(Excerpts from a figure dataset)
◇ ◇ ◇

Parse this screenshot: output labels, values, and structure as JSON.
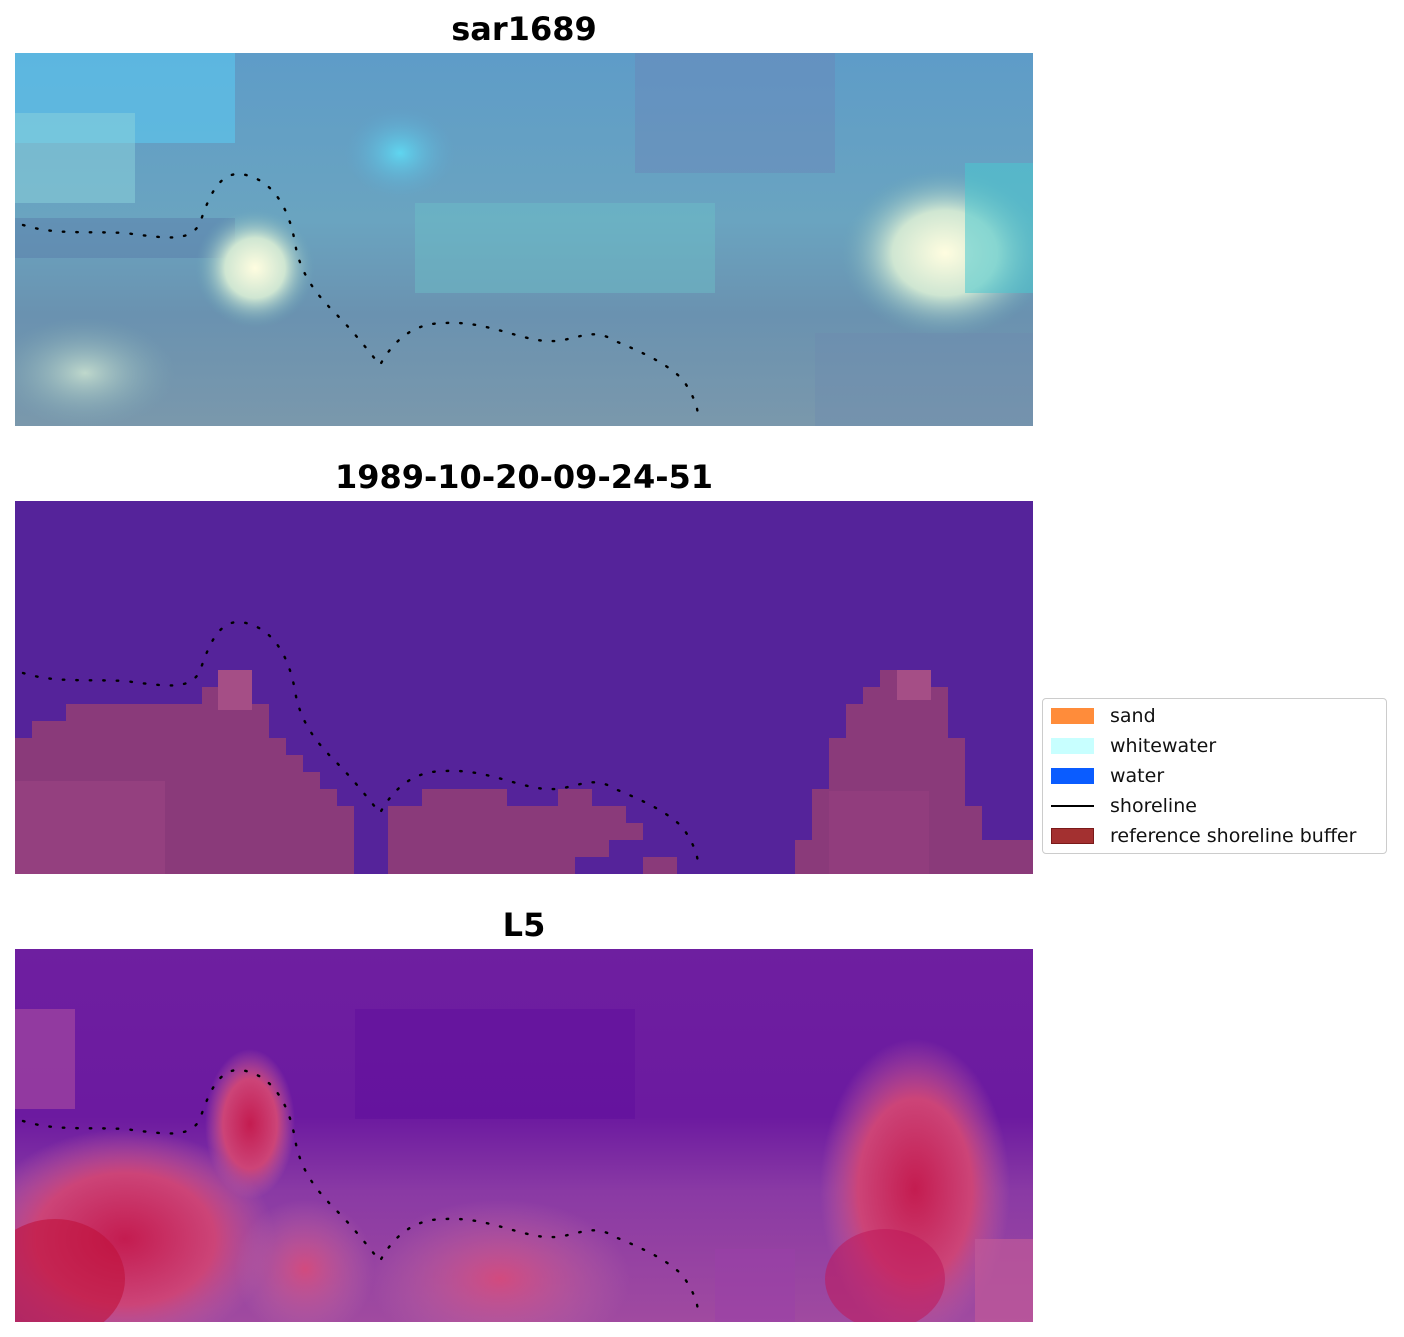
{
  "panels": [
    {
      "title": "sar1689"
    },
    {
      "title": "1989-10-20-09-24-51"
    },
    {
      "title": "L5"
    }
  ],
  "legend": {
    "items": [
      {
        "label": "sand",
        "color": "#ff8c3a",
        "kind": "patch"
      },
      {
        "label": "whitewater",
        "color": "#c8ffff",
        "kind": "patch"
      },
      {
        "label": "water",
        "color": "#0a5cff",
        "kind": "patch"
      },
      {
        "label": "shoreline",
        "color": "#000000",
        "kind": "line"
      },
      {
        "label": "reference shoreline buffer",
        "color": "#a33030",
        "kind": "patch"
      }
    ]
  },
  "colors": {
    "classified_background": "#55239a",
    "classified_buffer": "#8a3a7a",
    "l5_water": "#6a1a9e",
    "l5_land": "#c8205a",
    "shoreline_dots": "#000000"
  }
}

◇ ◇ ◇

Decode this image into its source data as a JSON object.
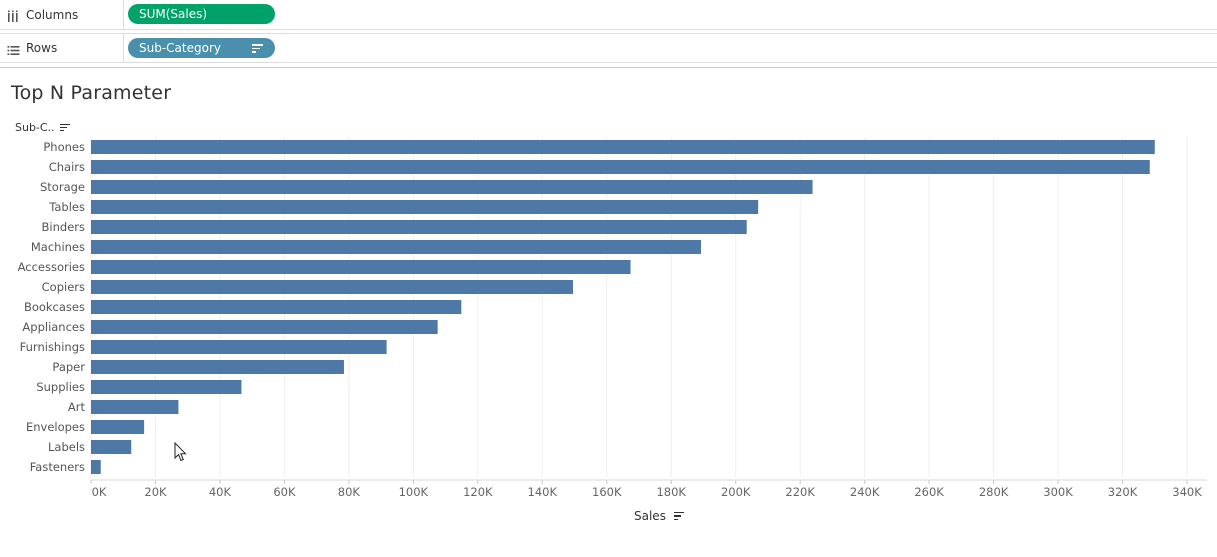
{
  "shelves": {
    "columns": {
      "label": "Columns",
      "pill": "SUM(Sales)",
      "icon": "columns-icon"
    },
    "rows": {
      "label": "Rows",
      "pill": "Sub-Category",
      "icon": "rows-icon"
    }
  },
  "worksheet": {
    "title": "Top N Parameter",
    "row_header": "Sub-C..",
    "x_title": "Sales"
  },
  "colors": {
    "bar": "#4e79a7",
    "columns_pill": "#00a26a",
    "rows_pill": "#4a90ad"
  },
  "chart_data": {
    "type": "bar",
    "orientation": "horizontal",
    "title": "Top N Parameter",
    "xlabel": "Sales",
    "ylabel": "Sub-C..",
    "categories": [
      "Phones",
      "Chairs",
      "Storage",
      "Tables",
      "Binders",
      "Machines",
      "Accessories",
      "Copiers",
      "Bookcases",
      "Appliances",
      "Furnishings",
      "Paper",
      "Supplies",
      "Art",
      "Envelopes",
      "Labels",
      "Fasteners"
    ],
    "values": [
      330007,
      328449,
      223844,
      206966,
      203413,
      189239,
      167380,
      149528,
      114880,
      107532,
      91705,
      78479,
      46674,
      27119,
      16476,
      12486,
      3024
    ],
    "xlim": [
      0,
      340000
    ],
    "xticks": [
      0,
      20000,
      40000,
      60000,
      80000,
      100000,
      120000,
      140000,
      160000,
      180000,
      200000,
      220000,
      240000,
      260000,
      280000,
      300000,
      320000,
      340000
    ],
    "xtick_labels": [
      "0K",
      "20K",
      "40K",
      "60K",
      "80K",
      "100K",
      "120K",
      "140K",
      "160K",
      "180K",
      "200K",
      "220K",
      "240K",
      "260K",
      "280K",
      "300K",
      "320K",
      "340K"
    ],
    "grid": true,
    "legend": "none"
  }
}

◇ ◇ ◇

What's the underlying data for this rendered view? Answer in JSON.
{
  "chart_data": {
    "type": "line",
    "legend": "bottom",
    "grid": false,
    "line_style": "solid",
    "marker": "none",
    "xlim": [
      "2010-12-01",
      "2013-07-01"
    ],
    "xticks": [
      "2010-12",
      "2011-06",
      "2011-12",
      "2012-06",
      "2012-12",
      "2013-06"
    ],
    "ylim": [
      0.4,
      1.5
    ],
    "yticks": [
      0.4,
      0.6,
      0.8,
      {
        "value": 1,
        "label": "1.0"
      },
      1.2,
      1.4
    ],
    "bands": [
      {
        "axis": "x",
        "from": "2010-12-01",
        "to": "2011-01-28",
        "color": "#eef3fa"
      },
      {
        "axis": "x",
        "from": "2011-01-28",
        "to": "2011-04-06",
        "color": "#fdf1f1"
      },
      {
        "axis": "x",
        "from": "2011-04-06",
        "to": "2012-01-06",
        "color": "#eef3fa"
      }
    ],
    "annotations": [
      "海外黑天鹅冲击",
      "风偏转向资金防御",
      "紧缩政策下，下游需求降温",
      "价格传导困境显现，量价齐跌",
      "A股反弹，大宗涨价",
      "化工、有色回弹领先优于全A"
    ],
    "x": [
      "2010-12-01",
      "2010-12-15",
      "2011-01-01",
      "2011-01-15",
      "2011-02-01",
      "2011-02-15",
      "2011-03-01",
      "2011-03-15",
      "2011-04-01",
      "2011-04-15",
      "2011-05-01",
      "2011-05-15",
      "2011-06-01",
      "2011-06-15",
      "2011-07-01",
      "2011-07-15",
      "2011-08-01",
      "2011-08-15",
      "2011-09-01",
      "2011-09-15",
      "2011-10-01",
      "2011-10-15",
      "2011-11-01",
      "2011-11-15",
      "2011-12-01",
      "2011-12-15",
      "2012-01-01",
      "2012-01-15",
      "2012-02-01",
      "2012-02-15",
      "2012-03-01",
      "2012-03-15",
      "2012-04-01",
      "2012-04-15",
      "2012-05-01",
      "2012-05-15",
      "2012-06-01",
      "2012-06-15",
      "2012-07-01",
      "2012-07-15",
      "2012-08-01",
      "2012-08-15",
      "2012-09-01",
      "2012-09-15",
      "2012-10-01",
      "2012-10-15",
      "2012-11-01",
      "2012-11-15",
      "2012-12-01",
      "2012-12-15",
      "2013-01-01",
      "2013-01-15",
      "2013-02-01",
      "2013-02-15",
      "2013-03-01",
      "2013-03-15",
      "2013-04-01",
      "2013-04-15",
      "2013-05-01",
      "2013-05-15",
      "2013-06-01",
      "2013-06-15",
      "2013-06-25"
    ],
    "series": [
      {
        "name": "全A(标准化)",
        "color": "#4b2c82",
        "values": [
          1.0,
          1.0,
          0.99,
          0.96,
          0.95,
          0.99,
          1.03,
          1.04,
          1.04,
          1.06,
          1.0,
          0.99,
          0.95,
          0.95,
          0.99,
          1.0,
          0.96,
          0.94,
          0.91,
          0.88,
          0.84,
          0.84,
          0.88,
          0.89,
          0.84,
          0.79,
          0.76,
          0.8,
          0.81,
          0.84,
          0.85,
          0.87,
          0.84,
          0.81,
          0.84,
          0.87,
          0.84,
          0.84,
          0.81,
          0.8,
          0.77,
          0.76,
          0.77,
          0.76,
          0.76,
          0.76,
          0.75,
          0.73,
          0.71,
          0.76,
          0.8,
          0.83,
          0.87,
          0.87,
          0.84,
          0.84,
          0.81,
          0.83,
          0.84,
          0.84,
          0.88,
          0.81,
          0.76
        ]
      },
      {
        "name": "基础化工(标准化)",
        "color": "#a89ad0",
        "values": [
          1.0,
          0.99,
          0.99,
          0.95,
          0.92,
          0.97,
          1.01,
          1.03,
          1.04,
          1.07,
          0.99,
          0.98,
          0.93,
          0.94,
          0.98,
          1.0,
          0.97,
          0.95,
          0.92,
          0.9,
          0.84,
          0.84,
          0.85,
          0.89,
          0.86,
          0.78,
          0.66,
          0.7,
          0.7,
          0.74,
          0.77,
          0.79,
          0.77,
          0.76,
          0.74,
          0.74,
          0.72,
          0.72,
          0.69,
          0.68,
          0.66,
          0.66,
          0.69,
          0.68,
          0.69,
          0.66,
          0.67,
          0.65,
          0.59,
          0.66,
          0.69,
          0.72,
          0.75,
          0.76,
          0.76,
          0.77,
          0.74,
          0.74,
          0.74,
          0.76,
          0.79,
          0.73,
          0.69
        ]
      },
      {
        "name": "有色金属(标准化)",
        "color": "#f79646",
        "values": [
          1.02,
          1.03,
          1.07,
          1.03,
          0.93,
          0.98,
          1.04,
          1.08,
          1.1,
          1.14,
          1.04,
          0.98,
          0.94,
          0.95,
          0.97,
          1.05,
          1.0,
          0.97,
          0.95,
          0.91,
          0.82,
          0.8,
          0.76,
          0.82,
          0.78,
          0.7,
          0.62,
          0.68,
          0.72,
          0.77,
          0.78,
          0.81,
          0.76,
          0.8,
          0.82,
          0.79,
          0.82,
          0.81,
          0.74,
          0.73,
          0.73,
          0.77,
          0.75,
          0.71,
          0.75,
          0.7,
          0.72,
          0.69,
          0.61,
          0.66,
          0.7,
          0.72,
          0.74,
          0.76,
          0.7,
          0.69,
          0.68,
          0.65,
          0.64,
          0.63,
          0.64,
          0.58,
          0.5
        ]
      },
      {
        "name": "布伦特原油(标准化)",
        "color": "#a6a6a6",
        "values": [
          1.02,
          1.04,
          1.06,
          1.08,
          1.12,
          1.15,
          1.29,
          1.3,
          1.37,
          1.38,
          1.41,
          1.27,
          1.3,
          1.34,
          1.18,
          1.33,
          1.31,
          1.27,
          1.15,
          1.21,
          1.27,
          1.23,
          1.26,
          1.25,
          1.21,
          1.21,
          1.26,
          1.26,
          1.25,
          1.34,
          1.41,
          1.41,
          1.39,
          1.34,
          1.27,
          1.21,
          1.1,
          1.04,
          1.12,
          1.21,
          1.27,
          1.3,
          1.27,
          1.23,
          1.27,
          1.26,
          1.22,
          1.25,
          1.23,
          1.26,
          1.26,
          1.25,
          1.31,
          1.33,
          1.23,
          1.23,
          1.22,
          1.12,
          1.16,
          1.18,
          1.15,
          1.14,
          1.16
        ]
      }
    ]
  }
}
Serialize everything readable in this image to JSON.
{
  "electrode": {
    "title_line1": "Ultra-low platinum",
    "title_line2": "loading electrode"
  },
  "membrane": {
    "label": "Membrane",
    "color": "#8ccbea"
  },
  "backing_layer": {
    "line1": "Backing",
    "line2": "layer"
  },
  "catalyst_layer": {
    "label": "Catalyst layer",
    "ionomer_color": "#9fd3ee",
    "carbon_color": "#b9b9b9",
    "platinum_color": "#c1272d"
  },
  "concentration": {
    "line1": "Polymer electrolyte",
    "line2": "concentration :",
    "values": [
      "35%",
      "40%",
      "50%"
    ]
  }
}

◇ ◇ ◇

OBJECTIVE:
Using the listing above, show each line holding the string "JSON".

FINISHED EXERCISE:
Parse this screenshot: output labels, values, and structure as JSON.
Decode this image into its source data as a JSON object.
What's the underlying data for this rendered view? Answer in JSON.
Serialize everything readable in this image to JSON.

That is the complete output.